== Problem ==
Copy every line that contains the string "internasional" from the entries below.

Dataset records
◆ ◆ ◆

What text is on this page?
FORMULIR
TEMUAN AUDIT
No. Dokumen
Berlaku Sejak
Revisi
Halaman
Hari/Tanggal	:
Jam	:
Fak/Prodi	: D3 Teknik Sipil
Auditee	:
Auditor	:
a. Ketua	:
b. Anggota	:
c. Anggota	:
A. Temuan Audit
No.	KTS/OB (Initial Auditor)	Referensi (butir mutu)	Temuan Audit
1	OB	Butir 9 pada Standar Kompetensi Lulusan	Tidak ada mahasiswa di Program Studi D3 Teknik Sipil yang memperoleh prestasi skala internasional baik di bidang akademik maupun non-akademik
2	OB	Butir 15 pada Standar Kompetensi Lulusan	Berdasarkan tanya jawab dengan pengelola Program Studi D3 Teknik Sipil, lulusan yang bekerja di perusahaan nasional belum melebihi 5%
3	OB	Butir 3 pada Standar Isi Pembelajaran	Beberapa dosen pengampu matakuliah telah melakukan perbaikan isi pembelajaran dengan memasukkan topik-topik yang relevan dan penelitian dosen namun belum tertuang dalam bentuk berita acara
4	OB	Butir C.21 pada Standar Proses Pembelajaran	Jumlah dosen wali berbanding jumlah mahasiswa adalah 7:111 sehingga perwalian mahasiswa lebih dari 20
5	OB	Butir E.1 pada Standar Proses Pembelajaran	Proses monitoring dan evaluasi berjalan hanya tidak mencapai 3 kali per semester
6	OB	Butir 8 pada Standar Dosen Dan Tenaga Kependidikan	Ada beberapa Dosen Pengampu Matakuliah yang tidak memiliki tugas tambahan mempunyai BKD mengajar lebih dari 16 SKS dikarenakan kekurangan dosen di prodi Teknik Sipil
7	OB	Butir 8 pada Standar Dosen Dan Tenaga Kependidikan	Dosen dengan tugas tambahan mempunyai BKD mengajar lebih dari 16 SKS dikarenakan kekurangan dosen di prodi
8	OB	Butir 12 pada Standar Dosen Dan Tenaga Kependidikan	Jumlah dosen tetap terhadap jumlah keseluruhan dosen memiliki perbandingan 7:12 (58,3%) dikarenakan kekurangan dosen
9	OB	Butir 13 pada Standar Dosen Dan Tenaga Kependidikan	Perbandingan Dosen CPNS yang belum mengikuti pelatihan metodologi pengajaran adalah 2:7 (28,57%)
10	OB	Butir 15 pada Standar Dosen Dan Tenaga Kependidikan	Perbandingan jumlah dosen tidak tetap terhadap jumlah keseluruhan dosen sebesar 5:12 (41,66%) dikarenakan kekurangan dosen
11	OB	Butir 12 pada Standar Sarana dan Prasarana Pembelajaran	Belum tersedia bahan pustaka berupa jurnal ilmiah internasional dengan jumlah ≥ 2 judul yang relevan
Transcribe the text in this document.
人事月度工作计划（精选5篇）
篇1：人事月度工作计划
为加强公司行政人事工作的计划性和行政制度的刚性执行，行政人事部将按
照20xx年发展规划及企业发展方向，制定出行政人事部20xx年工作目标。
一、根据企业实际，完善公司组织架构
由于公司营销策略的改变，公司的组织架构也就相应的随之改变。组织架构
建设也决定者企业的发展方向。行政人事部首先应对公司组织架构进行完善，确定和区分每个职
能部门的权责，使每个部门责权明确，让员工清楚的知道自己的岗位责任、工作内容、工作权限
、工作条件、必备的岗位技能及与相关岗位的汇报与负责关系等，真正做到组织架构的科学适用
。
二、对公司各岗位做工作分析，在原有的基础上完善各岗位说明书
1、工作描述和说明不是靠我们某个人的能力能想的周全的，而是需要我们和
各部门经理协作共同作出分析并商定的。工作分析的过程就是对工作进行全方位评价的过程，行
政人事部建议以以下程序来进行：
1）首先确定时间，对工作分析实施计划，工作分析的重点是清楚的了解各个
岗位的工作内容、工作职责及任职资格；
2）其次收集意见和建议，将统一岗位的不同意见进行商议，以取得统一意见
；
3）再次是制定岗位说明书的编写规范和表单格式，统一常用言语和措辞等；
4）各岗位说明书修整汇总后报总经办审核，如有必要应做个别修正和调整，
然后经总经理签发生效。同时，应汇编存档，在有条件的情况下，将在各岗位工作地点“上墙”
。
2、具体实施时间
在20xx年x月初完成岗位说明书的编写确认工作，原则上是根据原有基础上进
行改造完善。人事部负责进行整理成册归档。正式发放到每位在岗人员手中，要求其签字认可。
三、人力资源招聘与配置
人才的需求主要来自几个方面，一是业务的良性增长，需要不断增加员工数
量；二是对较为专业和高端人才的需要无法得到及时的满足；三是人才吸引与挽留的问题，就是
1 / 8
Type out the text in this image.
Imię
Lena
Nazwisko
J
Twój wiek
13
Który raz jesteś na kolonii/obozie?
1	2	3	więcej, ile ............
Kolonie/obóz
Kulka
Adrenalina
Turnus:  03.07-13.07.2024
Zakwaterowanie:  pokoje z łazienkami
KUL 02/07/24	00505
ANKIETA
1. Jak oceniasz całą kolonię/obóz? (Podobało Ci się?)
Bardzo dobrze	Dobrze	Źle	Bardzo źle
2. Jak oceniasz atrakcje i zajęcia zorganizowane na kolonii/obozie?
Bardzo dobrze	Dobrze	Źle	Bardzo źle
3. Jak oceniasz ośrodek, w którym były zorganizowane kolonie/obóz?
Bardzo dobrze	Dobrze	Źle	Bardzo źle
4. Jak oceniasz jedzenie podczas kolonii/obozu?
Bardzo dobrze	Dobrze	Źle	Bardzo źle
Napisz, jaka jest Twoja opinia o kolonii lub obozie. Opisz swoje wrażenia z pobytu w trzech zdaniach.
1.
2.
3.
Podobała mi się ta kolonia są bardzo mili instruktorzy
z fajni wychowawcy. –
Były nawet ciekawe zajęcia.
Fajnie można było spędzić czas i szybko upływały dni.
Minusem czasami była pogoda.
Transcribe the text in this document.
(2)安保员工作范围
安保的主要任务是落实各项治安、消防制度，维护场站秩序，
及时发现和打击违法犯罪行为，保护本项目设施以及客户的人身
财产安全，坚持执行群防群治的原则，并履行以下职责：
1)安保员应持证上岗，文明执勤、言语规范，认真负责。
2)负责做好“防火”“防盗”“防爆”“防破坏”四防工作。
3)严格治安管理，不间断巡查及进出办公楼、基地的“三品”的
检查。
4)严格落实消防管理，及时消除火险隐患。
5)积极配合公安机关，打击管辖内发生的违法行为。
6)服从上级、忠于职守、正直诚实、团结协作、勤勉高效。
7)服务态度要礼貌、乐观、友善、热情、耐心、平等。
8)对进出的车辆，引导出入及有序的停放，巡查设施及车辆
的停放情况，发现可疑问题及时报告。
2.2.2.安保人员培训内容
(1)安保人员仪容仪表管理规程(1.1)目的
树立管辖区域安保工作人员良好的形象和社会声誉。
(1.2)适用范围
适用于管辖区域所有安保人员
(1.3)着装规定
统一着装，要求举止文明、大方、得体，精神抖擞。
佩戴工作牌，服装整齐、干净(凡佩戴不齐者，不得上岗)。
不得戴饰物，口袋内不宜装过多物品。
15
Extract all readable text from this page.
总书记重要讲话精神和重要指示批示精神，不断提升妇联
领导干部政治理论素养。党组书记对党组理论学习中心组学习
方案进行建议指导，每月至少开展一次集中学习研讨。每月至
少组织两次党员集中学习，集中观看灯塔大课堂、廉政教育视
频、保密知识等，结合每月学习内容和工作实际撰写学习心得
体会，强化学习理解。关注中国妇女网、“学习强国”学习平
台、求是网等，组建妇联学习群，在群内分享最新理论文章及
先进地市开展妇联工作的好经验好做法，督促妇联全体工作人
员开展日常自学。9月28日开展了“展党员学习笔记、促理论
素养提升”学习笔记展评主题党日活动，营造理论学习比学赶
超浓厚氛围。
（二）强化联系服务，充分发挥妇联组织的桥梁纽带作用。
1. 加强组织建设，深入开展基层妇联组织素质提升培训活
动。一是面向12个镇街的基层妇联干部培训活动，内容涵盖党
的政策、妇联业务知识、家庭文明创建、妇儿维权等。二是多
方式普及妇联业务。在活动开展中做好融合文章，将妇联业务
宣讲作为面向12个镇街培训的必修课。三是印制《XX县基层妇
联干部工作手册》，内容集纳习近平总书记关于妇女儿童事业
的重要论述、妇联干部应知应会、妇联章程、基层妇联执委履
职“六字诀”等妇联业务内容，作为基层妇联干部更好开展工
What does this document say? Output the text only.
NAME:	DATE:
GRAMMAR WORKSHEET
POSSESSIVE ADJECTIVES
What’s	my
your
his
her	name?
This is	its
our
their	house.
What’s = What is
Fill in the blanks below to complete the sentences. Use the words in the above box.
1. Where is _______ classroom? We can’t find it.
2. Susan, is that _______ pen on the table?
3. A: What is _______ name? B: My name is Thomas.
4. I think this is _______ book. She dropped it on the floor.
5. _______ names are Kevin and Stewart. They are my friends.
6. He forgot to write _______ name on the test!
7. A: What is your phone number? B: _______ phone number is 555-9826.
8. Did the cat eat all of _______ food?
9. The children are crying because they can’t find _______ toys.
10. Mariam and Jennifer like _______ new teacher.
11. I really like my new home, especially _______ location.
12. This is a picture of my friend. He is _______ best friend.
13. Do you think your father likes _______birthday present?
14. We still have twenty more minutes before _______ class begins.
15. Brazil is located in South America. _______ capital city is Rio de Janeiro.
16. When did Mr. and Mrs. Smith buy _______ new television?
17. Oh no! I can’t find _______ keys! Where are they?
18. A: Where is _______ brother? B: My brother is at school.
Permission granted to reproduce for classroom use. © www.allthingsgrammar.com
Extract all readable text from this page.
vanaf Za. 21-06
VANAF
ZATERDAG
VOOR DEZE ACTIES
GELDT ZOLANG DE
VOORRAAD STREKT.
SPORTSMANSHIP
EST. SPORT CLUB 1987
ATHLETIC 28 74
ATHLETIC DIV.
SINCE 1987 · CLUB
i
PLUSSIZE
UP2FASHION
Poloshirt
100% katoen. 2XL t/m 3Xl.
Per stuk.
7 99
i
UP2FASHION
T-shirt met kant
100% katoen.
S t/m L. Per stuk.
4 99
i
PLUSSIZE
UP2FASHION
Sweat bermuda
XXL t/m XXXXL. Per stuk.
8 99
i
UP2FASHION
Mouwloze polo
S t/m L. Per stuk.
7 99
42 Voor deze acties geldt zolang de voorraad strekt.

◆ ◆ ◆

== Result of the task ==
1	OB	Butir 9 pada Standar Kompetensi Lulusan	Tidak ada mahasiswa di Program Studi D3 Teknik Sipil yang memperoleh prestasi skala internasional baik di bidang akademik maupun non-akademik
11	OB	Butir 12 pada Standar Sarana dan Prasarana Pembelajaran	Belum tersedia bahan pustaka berupa jurnal ilmiah internasional dengan jumlah ≥ 2 judul yang relevan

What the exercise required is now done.